> Directions for this task
Filter these entries, keeping only lines that hold the word "Vibration".

# start of Supplied material

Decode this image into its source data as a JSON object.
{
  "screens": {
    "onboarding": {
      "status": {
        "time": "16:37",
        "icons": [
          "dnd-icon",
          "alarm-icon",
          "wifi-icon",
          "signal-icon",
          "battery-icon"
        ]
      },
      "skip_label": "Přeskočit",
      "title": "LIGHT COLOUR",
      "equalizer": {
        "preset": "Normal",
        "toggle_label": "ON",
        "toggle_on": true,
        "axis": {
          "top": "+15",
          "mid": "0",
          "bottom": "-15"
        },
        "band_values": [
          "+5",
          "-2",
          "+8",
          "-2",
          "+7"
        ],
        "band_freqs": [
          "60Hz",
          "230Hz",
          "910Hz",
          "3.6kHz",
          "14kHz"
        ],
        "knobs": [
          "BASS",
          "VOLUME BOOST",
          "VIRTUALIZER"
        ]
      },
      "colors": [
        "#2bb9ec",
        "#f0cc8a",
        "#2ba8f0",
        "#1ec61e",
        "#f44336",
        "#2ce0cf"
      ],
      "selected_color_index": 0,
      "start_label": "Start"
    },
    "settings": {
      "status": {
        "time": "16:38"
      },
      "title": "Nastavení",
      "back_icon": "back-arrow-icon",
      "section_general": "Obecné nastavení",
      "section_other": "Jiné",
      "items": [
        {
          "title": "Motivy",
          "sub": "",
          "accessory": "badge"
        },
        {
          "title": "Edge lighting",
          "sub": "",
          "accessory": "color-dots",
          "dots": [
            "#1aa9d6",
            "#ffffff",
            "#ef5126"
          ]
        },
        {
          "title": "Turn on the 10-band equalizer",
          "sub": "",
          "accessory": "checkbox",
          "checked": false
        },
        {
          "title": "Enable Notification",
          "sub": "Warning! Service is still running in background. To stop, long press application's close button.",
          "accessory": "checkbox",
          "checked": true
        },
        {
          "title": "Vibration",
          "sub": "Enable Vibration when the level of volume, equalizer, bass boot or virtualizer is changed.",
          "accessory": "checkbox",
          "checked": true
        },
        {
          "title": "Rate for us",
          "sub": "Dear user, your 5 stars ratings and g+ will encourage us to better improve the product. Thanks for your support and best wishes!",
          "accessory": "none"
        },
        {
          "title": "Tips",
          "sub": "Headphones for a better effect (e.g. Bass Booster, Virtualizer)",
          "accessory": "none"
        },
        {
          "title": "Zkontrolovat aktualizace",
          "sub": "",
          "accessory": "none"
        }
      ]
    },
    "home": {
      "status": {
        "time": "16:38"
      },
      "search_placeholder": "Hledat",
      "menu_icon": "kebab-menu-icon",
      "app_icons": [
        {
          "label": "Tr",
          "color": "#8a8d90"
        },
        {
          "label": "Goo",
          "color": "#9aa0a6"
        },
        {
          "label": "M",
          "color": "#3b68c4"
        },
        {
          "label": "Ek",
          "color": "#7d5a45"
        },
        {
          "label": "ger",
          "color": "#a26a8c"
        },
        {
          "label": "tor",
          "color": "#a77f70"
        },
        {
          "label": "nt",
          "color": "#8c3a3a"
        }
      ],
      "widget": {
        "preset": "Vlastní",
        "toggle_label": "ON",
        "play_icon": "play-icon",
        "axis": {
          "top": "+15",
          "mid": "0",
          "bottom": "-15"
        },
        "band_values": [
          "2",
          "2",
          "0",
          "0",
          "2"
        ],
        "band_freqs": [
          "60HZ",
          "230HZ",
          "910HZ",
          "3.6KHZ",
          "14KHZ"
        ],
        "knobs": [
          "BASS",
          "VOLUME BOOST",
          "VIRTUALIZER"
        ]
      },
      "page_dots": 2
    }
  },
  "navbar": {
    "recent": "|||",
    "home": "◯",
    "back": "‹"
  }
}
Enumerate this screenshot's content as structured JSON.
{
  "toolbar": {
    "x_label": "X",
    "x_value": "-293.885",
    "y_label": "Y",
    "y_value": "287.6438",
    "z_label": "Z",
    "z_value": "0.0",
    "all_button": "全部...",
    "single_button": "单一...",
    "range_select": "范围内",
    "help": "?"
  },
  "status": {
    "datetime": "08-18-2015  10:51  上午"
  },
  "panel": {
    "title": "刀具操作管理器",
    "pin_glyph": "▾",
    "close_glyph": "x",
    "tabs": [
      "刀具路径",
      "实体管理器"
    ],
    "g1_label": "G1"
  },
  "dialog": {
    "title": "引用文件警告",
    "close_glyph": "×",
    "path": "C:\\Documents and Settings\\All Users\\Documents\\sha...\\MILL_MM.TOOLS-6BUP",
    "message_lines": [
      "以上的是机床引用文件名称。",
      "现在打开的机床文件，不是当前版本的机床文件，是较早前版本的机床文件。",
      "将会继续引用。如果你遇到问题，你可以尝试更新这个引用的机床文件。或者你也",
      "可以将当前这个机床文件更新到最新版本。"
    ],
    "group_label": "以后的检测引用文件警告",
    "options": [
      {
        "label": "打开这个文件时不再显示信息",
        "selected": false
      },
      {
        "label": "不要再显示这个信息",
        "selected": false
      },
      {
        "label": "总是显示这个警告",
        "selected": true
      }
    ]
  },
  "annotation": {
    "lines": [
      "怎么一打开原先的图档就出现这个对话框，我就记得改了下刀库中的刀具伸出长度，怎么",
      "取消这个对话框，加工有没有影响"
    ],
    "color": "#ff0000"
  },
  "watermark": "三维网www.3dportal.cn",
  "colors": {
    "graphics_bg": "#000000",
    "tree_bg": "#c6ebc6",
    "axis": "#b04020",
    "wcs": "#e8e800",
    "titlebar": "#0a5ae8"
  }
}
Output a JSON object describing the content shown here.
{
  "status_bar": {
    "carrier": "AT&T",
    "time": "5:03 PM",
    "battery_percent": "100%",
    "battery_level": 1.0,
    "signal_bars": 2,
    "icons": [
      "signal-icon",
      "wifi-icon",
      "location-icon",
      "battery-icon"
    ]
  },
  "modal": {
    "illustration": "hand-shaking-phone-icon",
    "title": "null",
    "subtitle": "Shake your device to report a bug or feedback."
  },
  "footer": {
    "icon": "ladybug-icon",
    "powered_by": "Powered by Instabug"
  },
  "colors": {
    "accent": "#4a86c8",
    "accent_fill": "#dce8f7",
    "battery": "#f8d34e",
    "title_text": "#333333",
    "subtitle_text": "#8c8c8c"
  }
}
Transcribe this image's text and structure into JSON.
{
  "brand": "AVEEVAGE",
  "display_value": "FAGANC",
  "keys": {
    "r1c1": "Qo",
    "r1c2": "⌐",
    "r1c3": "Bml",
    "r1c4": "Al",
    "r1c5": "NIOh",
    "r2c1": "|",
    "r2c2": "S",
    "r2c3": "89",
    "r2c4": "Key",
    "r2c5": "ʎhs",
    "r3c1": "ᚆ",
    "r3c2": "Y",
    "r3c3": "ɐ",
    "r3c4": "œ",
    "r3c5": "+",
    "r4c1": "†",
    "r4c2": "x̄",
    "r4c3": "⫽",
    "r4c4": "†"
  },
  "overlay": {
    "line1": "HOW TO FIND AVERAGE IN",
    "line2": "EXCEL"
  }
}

# end of Supplied material

> Result for this exercise
          "title": "Vibration",
          "sub": "Enable Vibration when the level of volume, equalizer, bass boot or virtualizer is changed.",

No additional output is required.